Stored records

==================================================

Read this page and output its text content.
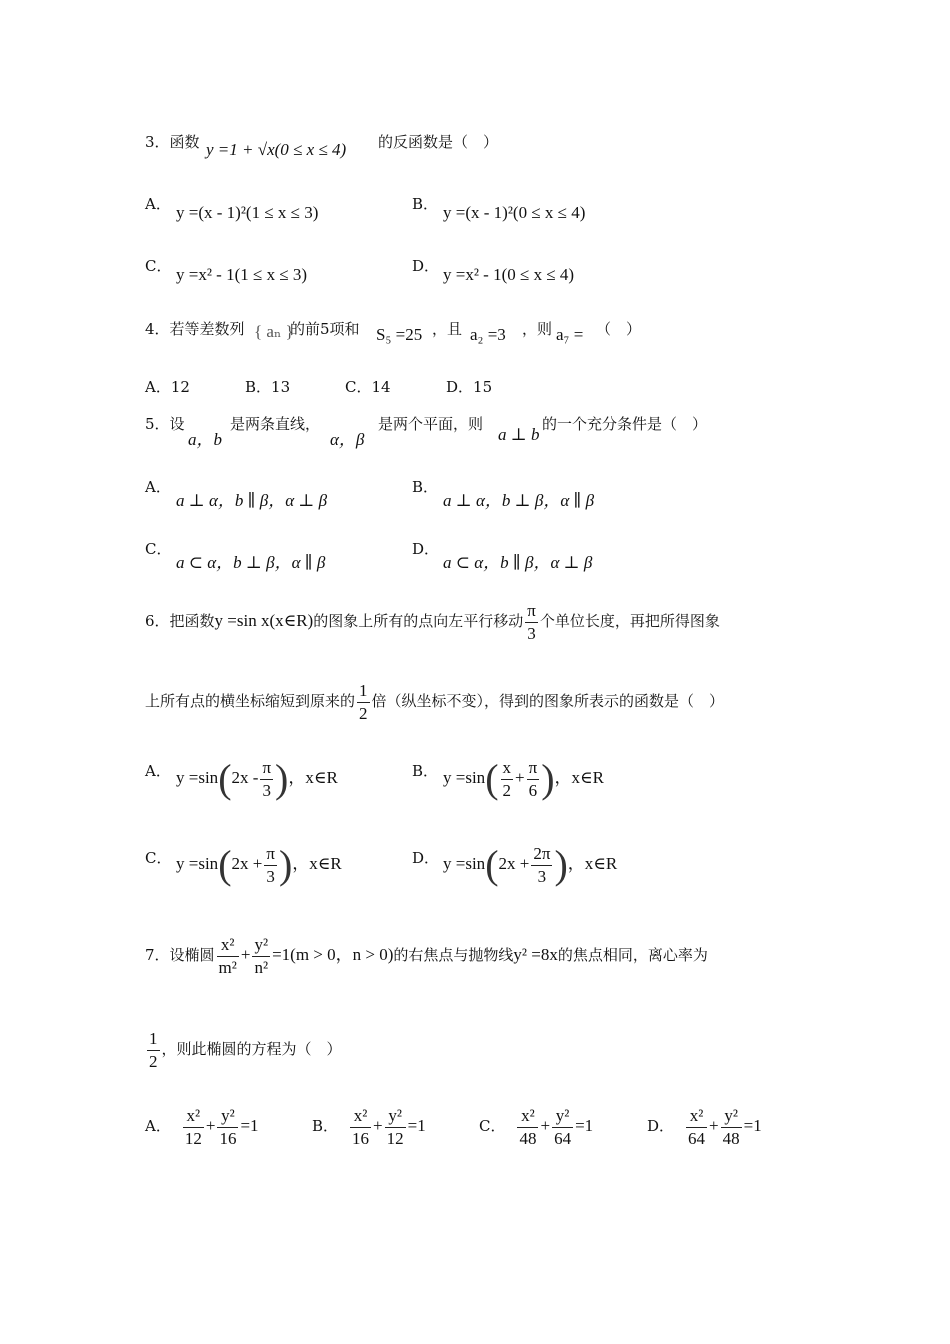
3．函数 y =1 + √x(0 ≤ x ≤ 4) 的反函数是（　）
A． y =(x - 1)²(1 ≤ x ≤ 3)	B． y =(x - 1)²(0 ≤ x ≤ 4)
C． y =x² - 1(1 ≤ x ≤ 3)	D． y =x² - 1(0 ≤ x ≤ 4)
4．若等差数列 { aₙ }
的前5项和 S₅ =25 ，且 a₂ =3 ，则 a₇ = （　）
A．12	B．13	C．14	D．15
5．设
a，b
是两条直线，
α，β
是两个平面，则
a ⊥ b
的一个充分条件是（　）
A．
a ⊥ α，b ∥ β，α ⊥ β
B．
a ⊥ α，b ⊥ β，α ∥ β
C．
a ⊂ α，b ⊥ β，α ∥ β
D．
a ⊂ α，b ∥ β，α ⊥ β
6．把函数y =sin x(x∈R)的图象上所有的点向左平行移动 $\frac{\pi}{3}$ 个单位长度，再把所得图象
上所有点的横坐标缩短到原来的 $\frac{1}{2}$ 倍（纵坐标不变），得到的图象所表示的函数是（　）
A． $y =\sin(2x - \frac{\pi}{3}$ )，x∈R	B． $y =\sin( \frac{x}{2} + \frac{\pi}{6}$ )，x∈R
C． $y =\sin(2x + \frac{\pi}{3}$ )，x∈R	D． $y =\sin(2x + \frac{2\pi}{3}$ )，x∈R
7．设椭圆 $\frac{\text{x²}}{\text{m²}} + \frac{\text{y²}}{\text{n²}} =1(m > 0$，n > 0)的右焦点与抛物线y² =8x的焦点相同，离心率为
$\frac{1}{2}$ ，则此椭圆的方程为（　）
A． $\frac{\text{x²}}{12} + \frac{\text{y²}}{16} =1$	B． $\frac{\text{x²}}{16} + \frac{\text{y²}}{12} =1$	C． $\frac{\text{x²}}{48} + \frac{\text{y²}}{64} =1$	D． $\frac{\text{x²}}{64} + \frac{\text{y²}}{48} =1$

==================================================

Keep the pictures out of the copy and write out the data exactly as it stands.

Read this page and output its text content.
3．函数 y =1 + √x(0 ≤ x ≤ 4) 的反函数是（　）
A． y =(x - 1)²(1 ≤ x ≤ 3)	B． y =(x - 1)²(0 ≤ x ≤ 4)
C． y =x² - 1(1 ≤ x ≤ 3)	D． y =x² - 1(0 ≤ x ≤ 4)
4．若等差数列 { aₙ }
的前5项和 S₅ =25 ，且 a₂ =3 ，则 a₇ = （　）
A．12	B．13	C．14	D．15
5．设
a，b
是两条直线，
α，β
是两个平面，则
a ⊥ b
的一个充分条件是（　）
A．
a ⊥ α，b ∥ β，α ⊥ β
B．
a ⊥ α，b ⊥ β，α ∥ β
C．
a ⊂ α，b ⊥ β，α ∥ β
D．
a ⊂ α，b ∥ β，α ⊥ β
6．把函数y =sin x(x∈R)的图象上所有的点向左平行移动 $\frac{\pi}{3}$ 个单位长度，再把所得图象
上所有点的横坐标缩短到原来的 $\frac{1}{2}$ 倍（纵坐标不变），得到的图象所表示的函数是（　）
A． $y =\sin(2x - \frac{\pi}{3}$ )，x∈R	B． $y =\sin( \frac{x}{2} + \frac{\pi}{6}$ )，x∈R
C． $y =\sin(2x + \frac{\pi}{3}$ )，x∈R	D． $y =\sin(2x + \frac{2\pi}{3}$ )，x∈R
7．设椭圆 $\frac{\text{x²}}{\text{m²}} + \frac{\text{y²}}{\text{n²}} =1(m > 0$，n > 0)的右焦点与抛物线y² =8x的焦点相同，离心率为
$\frac{1}{2}$ ，则此椭圆的方程为（　）
A． $\frac{\text{x²}}{12} + \frac{\text{y²}}{16} =1$	B． $\frac{\text{x²}}{16} + \frac{\text{y²}}{12} =1$	C． $\frac{\text{x²}}{48} + \frac{\text{y²}}{64} =1$	D． $\frac{\text{x²}}{64} + \frac{\text{y²}}{48} =1$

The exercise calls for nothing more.